--- START OF Text shown ---

Thomas' financial forms prompt call for inquiry
WASHINGTON — A group of House Democrats is pushing for an investigation of Supreme Court Justice Clarence Thomas over long-running omissions that he made in filling out financial disclosure forms.
In disclosure forms stretching back about 20 years, Thomas failed to report employment by his wife, Virginia "Ginni" Lamp Thomas, who grew up in Omaha and earned her law degree from Creighton University.
Thomas wrote to the Committee on Financial Disclosure early this year, asking to amend the reports he had previously filed to reflect his wife's various jobs over the years. That included compensation she received from the Heritage Foundation, a conservative Washington-based think tank that is a prominent opponent of the new federal health care law.
Thomas wrote that the omissions were inadvertent and the result of a "misunderstanding of the filing instructions."
The group pushing for an investigation is led by New York Rep. Louise Slaughter, the top Democrat on the House Rules Committee.

--- END OF Text shown ---
--- START OF Dataset entries ---

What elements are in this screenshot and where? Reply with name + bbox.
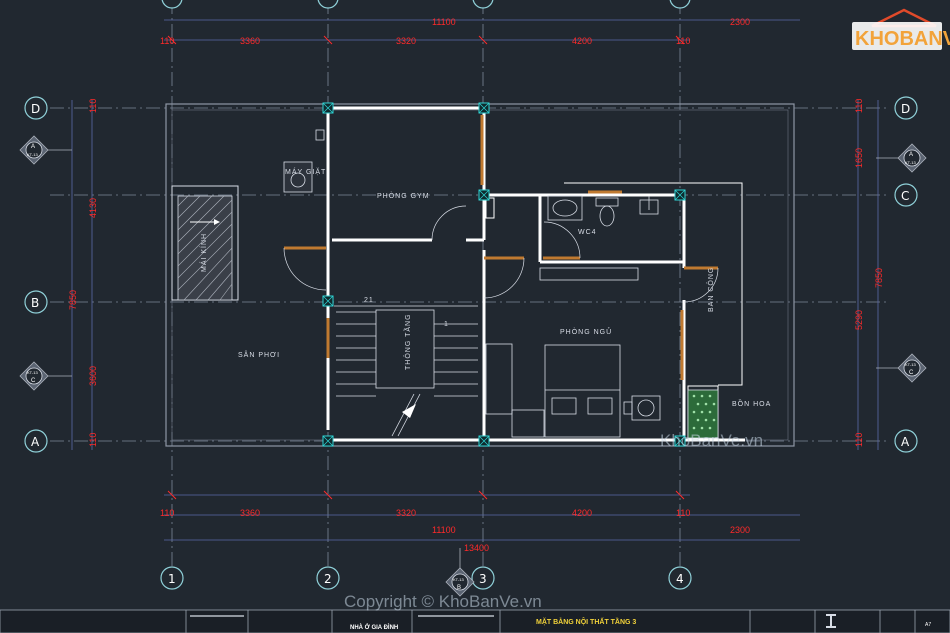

--- END OF Dataset entries ---
--- START OF Dataset entries ---

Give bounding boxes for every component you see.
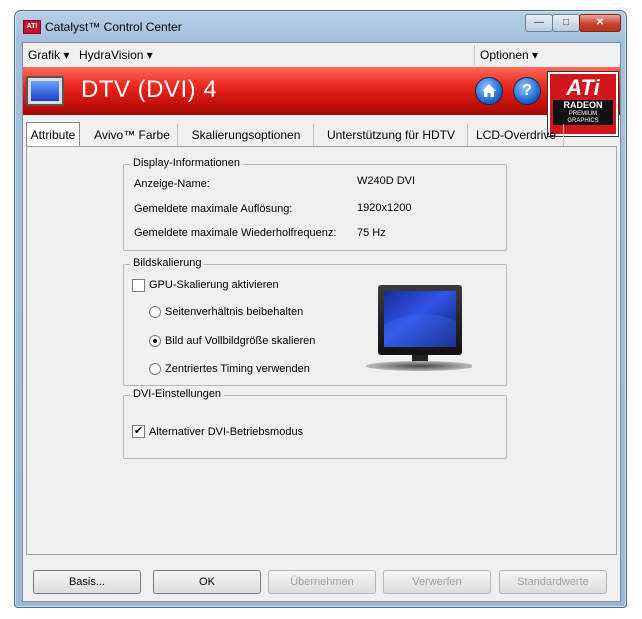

--- END OF Dataset entries ---

# Work to do
1 - Repeat the passage of the article on Justice Thomas's disclosure forms that runs between "Thomas wrote to" and "health care law.", inclusive.
2 - Carry on the article about Clarence Thomas's financial disclosure forms, picking up after its final sentence.

# Responses per task
1 -
Thomas wrote to the Committee on Financial Disclosure early this year, asking to amend the reports he had previously filed to reflect his wife's various jobs over the years. That included compensation she received from the Heritage Foundation, a conservative Washington-based think tank that is a prominent opponent of the new federal health care law.

2 -
She and 19 other House Democrats sent a letter this week asking the Judicial Conference to refer the matter to the Justice Department to determine civil or criminal sanctions against Thomas.
A spokeswoman for the court pointed Friday to Thomas' previous description of the omissions as inadvertent and said he had no further comment.
Critics have questioned how Thomas' failure to properly complete the forms could possibly have been an inadvertent misunderstanding, given his position on the highest court in the land.
"Due to the simplicity of the disclosure requirements, along with Justice Thomas's high level of legal training and experience, it is reasonable to infer that his failure to disclose his wife's income for two decades was willful, and the Judicial Conference has a non-discretionary duty to refer this case to the Department of Justice," according to the letter.
The letter also pointed to a New York Times story about Thomas' friendship with Dallas real estate magnate Harlan Crow.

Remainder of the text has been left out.